» **Dataset records**:
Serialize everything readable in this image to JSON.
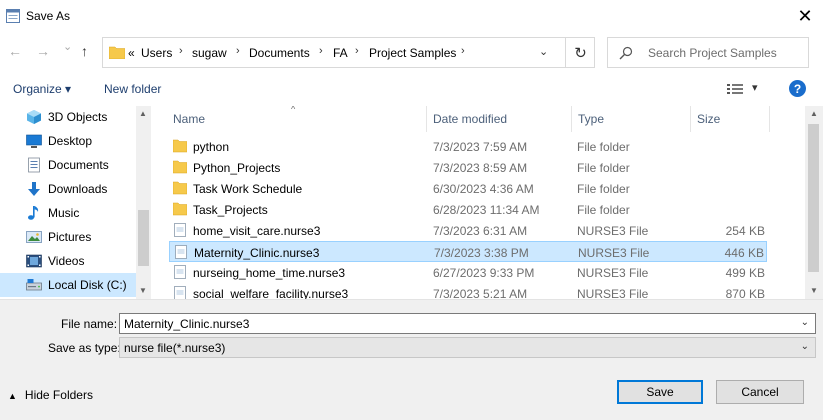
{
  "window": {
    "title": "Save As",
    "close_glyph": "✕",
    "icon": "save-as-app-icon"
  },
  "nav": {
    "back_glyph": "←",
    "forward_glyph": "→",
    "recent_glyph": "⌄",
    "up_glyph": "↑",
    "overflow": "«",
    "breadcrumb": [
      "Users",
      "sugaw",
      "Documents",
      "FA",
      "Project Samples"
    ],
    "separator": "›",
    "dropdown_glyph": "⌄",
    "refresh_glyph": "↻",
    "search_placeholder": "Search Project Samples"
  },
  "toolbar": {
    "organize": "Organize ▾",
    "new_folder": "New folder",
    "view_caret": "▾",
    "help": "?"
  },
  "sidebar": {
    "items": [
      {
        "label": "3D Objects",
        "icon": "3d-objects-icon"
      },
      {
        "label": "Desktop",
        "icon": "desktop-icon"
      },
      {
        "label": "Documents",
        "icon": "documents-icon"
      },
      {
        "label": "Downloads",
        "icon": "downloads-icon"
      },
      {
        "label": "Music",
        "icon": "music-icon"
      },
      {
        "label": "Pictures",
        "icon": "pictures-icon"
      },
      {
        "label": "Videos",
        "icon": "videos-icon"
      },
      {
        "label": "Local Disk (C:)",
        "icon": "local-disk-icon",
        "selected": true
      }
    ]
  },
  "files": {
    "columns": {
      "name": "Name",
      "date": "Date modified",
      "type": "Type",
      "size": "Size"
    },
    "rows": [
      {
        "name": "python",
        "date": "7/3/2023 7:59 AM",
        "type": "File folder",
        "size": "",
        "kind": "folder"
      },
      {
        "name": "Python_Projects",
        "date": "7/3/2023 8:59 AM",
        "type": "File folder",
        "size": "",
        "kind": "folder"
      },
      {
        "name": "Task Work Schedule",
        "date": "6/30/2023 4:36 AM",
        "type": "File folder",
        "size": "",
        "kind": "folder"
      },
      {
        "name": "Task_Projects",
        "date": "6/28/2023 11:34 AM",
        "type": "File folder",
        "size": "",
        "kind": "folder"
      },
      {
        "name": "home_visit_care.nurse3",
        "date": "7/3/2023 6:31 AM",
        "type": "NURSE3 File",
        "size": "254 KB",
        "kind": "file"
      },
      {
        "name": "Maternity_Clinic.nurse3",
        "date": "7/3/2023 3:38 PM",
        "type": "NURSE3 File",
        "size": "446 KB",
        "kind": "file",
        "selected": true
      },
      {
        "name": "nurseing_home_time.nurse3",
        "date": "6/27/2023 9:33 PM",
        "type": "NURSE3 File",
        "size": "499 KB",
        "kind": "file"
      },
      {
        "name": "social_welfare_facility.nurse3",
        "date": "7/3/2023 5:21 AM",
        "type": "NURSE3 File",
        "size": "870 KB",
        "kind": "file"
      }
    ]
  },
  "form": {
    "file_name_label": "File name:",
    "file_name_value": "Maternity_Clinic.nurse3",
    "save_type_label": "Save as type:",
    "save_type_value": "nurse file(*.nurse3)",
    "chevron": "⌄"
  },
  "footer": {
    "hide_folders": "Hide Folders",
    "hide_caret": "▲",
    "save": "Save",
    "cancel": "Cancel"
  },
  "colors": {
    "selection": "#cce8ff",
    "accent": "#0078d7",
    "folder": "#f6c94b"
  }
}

...

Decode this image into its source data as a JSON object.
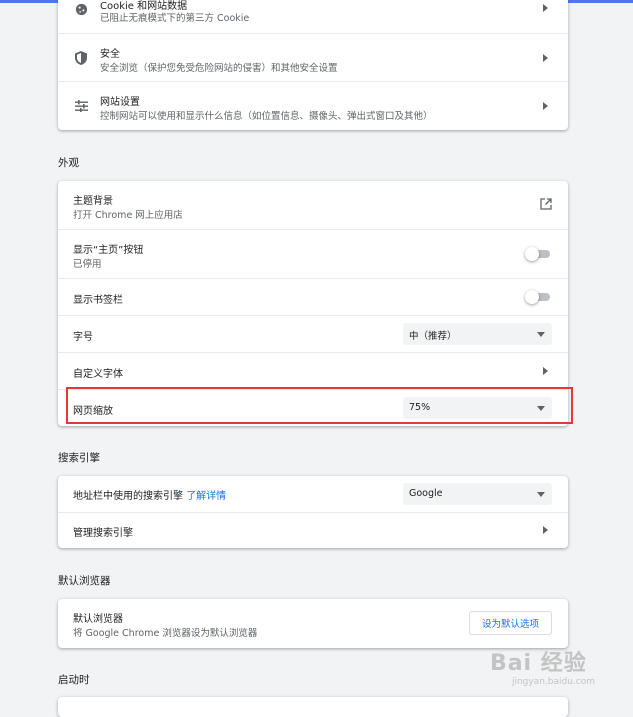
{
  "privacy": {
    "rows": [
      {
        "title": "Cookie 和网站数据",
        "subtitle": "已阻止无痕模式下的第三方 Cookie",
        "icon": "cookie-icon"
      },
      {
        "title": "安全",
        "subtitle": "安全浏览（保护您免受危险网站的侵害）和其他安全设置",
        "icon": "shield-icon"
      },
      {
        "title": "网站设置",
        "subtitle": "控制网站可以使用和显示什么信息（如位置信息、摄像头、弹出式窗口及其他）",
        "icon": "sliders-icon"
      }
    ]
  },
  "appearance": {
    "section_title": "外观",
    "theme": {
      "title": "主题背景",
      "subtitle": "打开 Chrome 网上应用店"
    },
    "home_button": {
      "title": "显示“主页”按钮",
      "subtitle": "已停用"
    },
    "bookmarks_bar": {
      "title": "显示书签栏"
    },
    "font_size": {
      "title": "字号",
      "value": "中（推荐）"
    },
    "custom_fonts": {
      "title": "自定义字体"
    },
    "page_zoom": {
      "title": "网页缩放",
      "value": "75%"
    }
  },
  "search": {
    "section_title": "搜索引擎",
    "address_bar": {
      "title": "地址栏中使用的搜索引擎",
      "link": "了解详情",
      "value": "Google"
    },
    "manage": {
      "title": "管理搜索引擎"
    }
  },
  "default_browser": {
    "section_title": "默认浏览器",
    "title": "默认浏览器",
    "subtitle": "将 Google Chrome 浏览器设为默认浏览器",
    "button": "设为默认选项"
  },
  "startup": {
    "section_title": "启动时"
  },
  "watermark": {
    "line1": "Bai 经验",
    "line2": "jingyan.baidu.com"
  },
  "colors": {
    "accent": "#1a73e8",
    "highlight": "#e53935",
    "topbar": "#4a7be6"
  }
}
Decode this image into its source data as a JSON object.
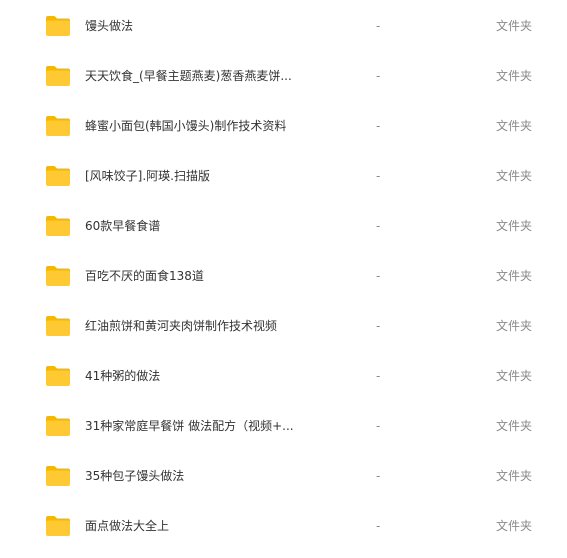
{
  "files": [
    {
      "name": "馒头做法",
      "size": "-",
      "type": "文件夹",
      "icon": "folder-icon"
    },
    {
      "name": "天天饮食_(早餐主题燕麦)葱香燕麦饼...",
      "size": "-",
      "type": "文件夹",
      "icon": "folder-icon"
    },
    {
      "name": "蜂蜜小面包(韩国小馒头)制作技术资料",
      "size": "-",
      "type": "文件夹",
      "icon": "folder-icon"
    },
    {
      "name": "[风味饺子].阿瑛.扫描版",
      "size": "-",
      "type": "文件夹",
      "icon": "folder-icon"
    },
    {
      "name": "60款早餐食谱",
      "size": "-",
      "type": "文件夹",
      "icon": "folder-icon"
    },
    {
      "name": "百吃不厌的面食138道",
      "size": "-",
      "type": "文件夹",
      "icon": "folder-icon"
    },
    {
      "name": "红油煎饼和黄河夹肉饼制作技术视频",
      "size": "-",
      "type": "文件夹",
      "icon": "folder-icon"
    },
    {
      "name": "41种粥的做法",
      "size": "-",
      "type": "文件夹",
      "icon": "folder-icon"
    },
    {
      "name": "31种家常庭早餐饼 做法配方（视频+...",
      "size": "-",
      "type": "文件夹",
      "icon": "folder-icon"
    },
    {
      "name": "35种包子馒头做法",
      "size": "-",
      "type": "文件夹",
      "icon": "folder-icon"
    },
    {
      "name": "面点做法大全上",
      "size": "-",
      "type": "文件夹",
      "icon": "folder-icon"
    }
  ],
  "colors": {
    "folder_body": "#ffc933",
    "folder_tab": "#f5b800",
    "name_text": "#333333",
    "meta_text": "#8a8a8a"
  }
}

» **Exercise description**: Copy each line of the listing in which the word "Samples" can be found.

» **Answer for this exercise**:
      "Project Samples"
    "search_placeholder": "Search Project Samples"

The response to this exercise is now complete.